In the records below, pick out all lines containing the word "from".

-- begin --

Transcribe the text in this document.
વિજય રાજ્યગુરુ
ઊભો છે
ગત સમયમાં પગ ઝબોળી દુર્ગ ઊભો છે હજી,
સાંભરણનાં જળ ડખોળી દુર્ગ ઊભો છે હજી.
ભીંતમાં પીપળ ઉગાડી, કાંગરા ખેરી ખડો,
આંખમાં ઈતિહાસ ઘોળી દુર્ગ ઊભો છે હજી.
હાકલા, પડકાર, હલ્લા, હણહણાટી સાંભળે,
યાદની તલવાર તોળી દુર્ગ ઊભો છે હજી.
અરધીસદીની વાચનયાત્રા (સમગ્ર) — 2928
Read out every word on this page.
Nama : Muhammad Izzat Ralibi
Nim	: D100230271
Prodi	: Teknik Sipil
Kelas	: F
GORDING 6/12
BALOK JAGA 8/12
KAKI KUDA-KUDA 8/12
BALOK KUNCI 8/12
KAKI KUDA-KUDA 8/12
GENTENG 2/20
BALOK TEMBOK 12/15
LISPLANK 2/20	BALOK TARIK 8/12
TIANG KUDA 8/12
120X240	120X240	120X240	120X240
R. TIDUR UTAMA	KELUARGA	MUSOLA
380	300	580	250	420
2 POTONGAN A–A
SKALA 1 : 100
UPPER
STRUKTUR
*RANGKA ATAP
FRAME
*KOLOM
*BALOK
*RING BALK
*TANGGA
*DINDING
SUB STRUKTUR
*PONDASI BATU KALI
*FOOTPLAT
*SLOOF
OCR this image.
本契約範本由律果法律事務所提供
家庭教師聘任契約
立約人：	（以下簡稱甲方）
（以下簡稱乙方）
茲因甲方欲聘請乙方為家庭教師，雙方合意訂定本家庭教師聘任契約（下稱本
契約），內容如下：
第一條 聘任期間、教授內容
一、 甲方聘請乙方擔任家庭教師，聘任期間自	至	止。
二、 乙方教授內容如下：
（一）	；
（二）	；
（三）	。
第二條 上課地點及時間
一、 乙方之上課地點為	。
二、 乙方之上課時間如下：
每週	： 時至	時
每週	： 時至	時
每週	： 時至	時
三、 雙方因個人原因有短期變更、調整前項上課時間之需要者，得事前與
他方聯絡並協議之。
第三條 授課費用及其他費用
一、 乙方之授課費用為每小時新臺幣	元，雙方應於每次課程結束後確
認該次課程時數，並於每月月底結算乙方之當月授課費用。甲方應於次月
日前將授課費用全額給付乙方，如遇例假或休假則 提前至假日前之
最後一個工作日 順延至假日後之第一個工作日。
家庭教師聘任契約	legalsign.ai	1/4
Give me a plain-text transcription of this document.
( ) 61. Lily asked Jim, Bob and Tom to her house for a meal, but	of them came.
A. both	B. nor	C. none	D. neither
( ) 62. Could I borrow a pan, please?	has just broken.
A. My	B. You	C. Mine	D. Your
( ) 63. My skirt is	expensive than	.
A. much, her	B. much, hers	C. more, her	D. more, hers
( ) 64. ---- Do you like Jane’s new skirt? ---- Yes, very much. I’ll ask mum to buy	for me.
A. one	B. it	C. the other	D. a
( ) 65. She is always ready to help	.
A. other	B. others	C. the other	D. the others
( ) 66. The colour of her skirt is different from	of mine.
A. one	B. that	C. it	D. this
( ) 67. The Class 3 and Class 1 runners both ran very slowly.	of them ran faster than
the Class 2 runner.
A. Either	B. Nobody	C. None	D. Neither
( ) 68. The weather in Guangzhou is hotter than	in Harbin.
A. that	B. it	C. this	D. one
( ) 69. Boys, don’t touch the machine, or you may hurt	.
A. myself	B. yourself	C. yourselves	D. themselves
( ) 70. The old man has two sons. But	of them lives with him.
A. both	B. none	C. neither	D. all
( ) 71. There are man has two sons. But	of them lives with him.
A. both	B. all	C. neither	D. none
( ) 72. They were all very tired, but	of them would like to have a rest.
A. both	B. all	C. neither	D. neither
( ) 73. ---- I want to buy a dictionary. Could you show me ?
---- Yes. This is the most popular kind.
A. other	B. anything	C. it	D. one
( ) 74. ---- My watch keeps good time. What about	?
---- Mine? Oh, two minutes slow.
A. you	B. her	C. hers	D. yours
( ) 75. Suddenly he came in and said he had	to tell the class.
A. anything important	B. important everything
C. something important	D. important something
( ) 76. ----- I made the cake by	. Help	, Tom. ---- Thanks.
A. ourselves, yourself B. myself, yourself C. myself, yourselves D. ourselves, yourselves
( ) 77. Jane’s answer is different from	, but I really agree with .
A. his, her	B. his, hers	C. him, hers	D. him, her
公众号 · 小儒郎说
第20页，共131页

-- end --

## THE COMPLETED TASK
( ) 66. The colour of her skirt is different from	of mine.
( ) 77. Jane’s answer is different from	, but I really agree with .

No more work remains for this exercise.